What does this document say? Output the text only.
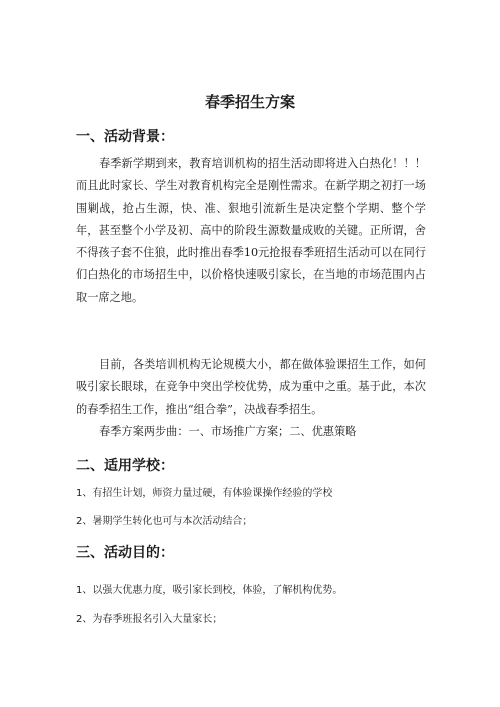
春季招生方案
一、活动背景：
春季新学期到来，教育培训机构的招生活动即将进入白热化！！！而且此时家长、学生对教育机构完全是刚性需求。在新学期之初打一场围剿战，抢占生源，快、准、狠地引流新生是决定整个学期、整个学年，甚至整个小学及初、高中的阶段生源数量成败的关键。正所谓，舍不得孩子套不住狼，此时推出春季10元抢报春季班招生活动可以在同行们白热化的市场招生中，以价格快速吸引家长，在当地的市场范围内占取一席之地。
目前，各类培训机构无论规模大小，都在做体验课招生工作，如何吸引家长眼球，在竞争中突出学校优势，成为重中之重。基于此，本次的春季招生工作，推出“组合拳”，决战春季招生。
春季方案两步曲：一、市场推广方案；二、优惠策略
二、适用学校：
1、有招生计划，师资力量过硬，有体验课操作经验的学校
2、暑期学生转化也可与本次活动结合；
三、活动目的：
1、以强大优惠力度，吸引家长到校，体验，了解机构优势。
2、为春季班报名引入大量家长；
+++
_Directions for this task_.
Copy every record above exactly, leaving out the pictures.

_Exercise output_.
What does this document say? Output the text only.
春季招生方案
一、活动背景：
春季新学期到来，教育培训机构的招生活动即将进入白热化！！！而且此时家长、学生对教育机构完全是刚性需求。在新学期之初打一场围剿战，抢占生源，快、准、狠地引流新生是决定整个学期、整个学年，甚至整个小学及初、高中的阶段生源数量成败的关键。正所谓，舍不得孩子套不住狼，此时推出春季10元抢报春季班招生活动可以在同行们白热化的市场招生中，以价格快速吸引家长，在当地的市场范围内占取一席之地。
目前，各类培训机构无论规模大小，都在做体验课招生工作，如何吸引家长眼球，在竞争中突出学校优势，成为重中之重。基于此，本次的春季招生工作，推出“组合拳”，决战春季招生。
春季方案两步曲：一、市场推广方案；二、优惠策略
二、适用学校：
1、有招生计划，师资力量过硬，有体验课操作经验的学校
2、暑期学生转化也可与本次活动结合；
三、活动目的：
1、以强大优惠力度，吸引家长到校，体验，了解机构优势。
2、为春季班报名引入大量家长；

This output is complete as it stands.